(Dataset items)

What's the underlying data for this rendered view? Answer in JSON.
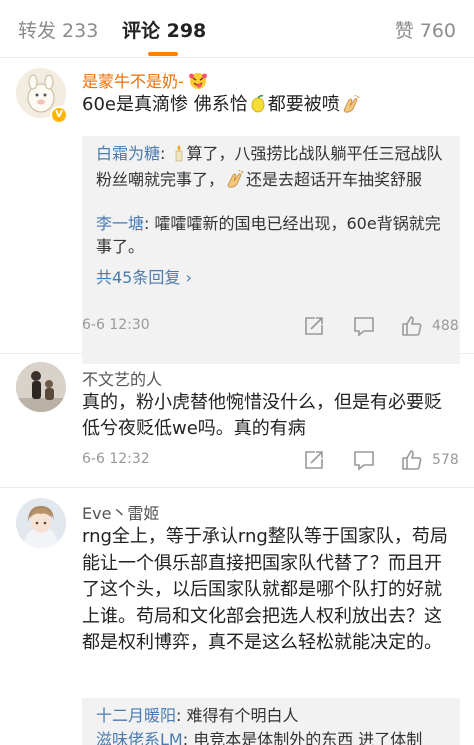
{
  "tabs": {
    "repost": "转发 233",
    "comment": "评论 298",
    "like": "赞 760"
  },
  "comments": [
    {
      "username": "是蒙牛不是奶-",
      "text_a": "60e是真滴惨 佛系恰",
      "text_b": "都要被喷",
      "replies": [
        {
          "name": "白霜为糖",
          "sep": ": ",
          "text_a": "算了，八强捞比战队躺平任三冠战队粉丝嘲就完事了，",
          "text_b": "还是去超话开车抽奖舒服"
        },
        {
          "name": "李一塘",
          "sep": ": ",
          "text": "嚯嚯嚯新的国电已经出现，60e背锅就完事了。"
        }
      ],
      "more_replies": "共45条回复 ›",
      "time": "6-6 12:30",
      "likes": "488"
    },
    {
      "username": "不文艺的人",
      "text": "真的，粉小虎替他惋惜没什么，但是有必要贬低兮夜贬低we吗。真的有病",
      "time": "6-6 12:32",
      "likes": "578"
    },
    {
      "username": "Eve丶雷姬",
      "text": "rng全上，等于承认rng整队等于国家队，苟局能让一个俱乐部直接把国家队代替了？而且开了这个头，以后国家队就都是哪个队打的好就上谁。苟局和文化部会把选人权利放出去？这都是权利博弈，真不是这么轻松就能决定的。",
      "replies": [
        {
          "name": "十二月暖阳",
          "sep": ": ",
          "text": "难得有个明白人"
        },
        {
          "name": "滋味佬系LM",
          "sep": ": ",
          "text": "电竞本是体制外的东西 进了体制"
        }
      ]
    }
  ],
  "icons": [
    "verified-badge-icon",
    "tongue-emoji-icon",
    "lemon-emoji-icon",
    "clap-emoji-icon",
    "candle-emoji-icon",
    "repost-icon",
    "comment-icon",
    "like-icon"
  ],
  "colors": {
    "accent": "#ff8200",
    "link": "#4a7bb0",
    "vip_name": "#f26f00"
  }
}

■ **WHAT TO DO**: Filter the records down to the lines that contain the string "emoji", and copy those lines.

■ **SOLUTION TO THIS PROBLEM**:
    "tongue-emoji-icon",
    "lemon-emoji-icon",
    "clap-emoji-icon",
    "candle-emoji-icon",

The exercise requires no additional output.